Identify all lines below that hold "WebAssembly" and collect them.

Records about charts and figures
⁂
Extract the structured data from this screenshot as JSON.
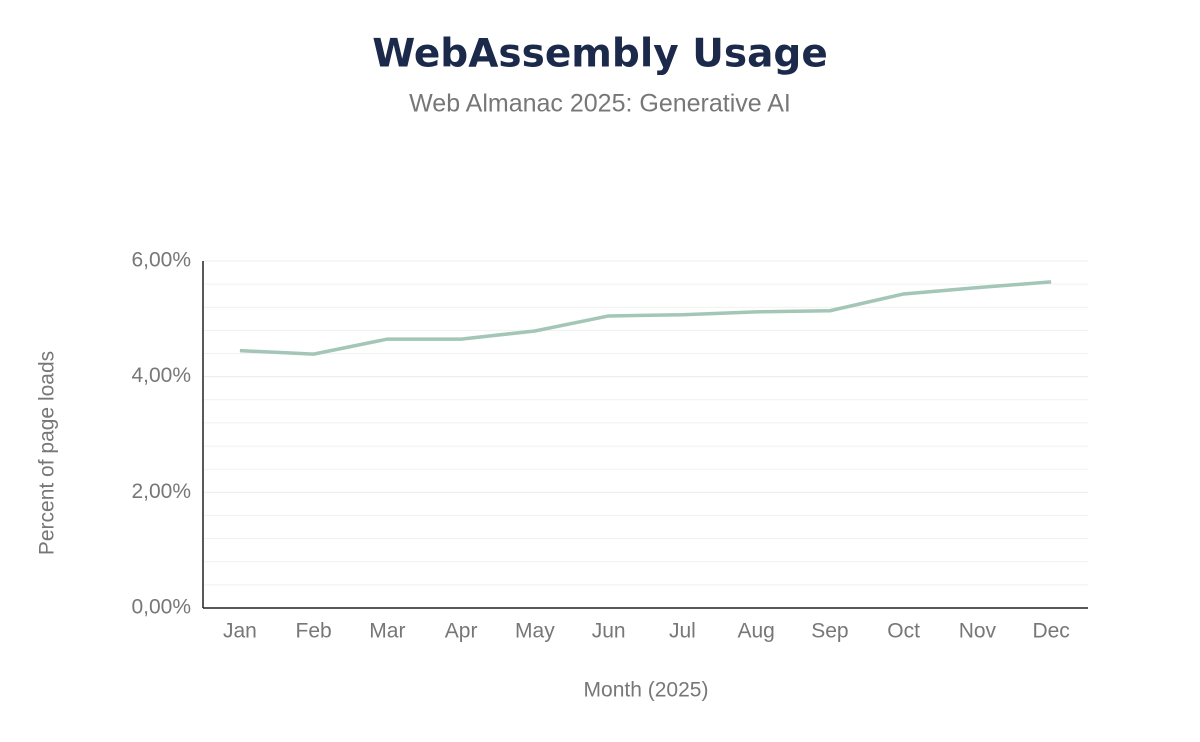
{
  "chart_data": {
    "type": "line",
    "title": "WebAssembly Usage",
    "subtitle": "Web Almanac 2025: Generative AI",
    "x_label": "Month (2025)",
    "y_label": "Percent of page loads",
    "categories": [
      "Jan",
      "Feb",
      "Mar",
      "Apr",
      "May",
      "Jun",
      "Jul",
      "Aug",
      "Sep",
      "Oct",
      "Nov",
      "Dec"
    ],
    "series": [
      {
        "name": "WebAssembly Usage",
        "color": "#a3c6b7",
        "values": [
          4.45,
          4.39,
          4.65,
          4.65,
          4.79,
          5.05,
          5.07,
          5.12,
          5.14,
          5.43,
          5.54,
          5.64
        ]
      }
    ],
    "ylim": [
      0,
      6
    ],
    "yticks": [
      {
        "value": 0,
        "label": "0,00%"
      },
      {
        "value": 2,
        "label": "2,00%"
      },
      {
        "value": 4,
        "label": "4,00%"
      },
      {
        "value": 6,
        "label": "6,00%"
      }
    ],
    "grid": true
  }
}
⁂
- [Result]:
    "title": "WebAssembly Usage",
        "name": "WebAssembly Usage",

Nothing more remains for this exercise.